**The exercise**
Filter the entries, keeping every line with the word "Посмотрите".

(Entries taken from a collection)

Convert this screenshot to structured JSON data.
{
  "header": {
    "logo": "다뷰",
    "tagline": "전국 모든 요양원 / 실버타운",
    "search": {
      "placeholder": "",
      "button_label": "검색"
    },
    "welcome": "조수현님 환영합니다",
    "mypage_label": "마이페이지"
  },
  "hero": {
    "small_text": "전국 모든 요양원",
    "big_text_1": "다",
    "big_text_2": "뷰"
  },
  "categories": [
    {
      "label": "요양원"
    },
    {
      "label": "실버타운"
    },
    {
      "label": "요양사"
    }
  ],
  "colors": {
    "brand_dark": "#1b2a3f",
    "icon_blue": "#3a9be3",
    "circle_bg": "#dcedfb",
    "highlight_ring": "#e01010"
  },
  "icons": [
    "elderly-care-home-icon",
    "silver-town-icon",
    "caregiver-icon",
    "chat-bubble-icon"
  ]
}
==
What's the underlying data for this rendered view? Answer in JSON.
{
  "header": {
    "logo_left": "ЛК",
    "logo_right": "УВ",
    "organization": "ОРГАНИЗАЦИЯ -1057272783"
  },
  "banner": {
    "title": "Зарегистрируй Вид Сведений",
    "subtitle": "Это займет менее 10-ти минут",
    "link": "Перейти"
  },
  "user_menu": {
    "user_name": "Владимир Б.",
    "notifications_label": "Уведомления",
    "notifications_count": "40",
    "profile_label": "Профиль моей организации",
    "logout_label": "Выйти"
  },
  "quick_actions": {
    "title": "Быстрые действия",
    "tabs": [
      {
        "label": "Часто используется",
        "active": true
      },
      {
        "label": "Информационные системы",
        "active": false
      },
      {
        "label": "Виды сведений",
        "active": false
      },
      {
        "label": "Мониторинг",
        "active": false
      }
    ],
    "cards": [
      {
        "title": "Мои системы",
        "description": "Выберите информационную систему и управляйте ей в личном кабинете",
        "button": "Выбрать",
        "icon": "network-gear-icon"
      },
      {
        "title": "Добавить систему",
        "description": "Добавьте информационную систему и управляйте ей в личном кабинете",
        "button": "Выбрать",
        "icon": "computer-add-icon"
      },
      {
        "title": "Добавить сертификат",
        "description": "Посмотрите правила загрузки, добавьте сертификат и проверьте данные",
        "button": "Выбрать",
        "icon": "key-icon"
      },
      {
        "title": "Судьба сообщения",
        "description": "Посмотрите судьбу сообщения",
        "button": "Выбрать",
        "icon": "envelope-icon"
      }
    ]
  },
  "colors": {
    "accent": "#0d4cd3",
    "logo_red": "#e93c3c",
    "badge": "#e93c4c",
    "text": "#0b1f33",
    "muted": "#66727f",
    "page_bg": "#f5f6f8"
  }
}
==
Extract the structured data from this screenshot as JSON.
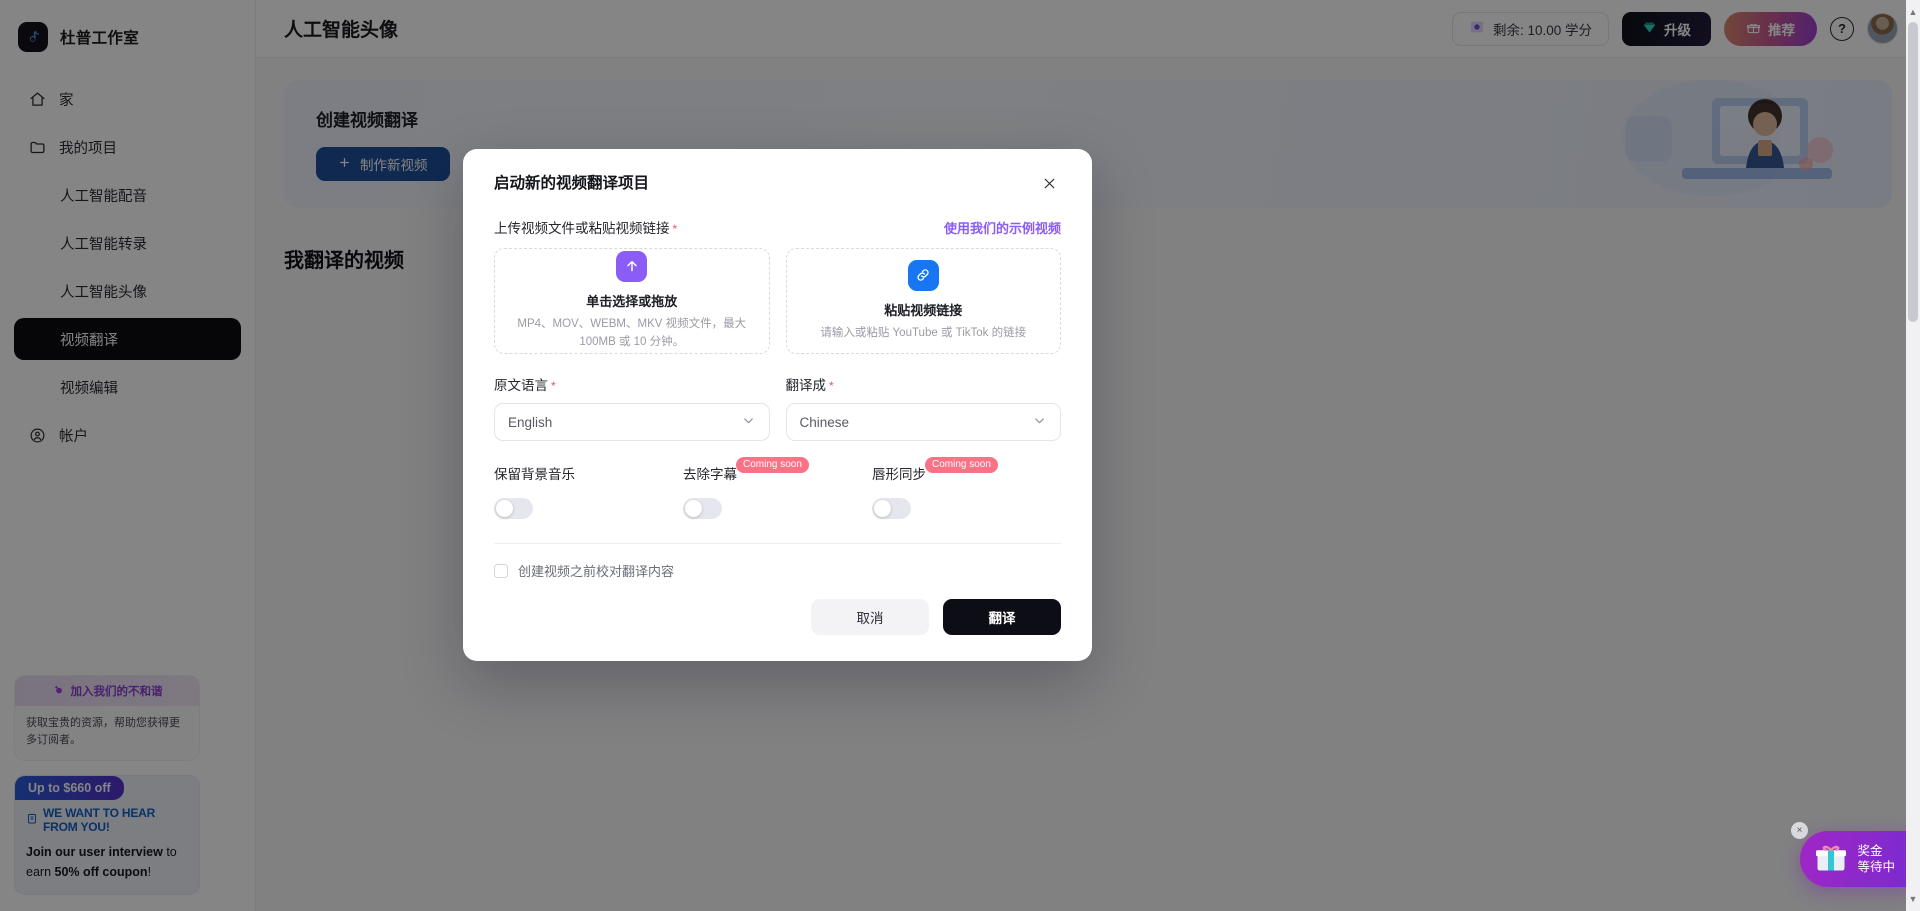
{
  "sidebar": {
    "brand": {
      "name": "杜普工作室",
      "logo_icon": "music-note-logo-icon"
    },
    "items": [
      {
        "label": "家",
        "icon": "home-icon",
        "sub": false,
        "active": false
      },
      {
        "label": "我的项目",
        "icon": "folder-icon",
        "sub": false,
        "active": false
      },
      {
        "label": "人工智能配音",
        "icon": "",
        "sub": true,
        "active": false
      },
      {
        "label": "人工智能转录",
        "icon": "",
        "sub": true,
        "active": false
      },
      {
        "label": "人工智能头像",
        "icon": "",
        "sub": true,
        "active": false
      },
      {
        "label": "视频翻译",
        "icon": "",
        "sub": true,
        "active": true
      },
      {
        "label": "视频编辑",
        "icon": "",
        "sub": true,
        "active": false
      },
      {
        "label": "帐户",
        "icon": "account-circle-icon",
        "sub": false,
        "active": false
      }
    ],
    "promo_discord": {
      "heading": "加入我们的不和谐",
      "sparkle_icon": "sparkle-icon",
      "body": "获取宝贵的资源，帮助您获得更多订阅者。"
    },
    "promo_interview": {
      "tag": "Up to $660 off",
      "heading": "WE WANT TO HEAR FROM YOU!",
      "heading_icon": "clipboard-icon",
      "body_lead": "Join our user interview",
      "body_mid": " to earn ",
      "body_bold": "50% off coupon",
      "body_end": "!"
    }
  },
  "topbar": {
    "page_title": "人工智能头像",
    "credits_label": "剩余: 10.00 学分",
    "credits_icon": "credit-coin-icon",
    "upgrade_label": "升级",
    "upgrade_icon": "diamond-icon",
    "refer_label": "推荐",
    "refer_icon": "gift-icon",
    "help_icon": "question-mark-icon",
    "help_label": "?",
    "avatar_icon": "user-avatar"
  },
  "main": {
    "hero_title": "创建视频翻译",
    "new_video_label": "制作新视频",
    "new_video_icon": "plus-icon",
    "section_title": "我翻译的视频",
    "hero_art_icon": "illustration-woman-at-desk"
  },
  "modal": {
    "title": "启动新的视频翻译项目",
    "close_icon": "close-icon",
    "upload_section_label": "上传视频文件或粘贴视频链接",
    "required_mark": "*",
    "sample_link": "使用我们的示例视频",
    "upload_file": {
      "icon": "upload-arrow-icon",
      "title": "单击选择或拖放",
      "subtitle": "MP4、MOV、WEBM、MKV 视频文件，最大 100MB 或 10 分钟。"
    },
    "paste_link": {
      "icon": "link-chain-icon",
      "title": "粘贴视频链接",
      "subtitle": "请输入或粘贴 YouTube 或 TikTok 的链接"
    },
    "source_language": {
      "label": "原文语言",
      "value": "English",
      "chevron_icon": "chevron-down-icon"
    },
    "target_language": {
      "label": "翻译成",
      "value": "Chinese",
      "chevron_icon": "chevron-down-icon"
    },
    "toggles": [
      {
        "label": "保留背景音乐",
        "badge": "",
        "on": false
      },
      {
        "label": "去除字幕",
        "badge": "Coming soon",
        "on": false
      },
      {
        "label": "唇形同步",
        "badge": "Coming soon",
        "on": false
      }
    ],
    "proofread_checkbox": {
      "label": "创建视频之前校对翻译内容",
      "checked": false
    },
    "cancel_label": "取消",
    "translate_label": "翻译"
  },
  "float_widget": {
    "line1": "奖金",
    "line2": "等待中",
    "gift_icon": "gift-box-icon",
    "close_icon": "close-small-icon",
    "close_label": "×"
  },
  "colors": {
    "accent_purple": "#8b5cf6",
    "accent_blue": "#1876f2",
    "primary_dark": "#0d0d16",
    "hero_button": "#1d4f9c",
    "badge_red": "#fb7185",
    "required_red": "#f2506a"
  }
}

**Full output**
        "description": "Посмотрите правила загрузки, добавьте сертификат и проверьте данные",
        "description": "Посмотрите судьбу сообщения",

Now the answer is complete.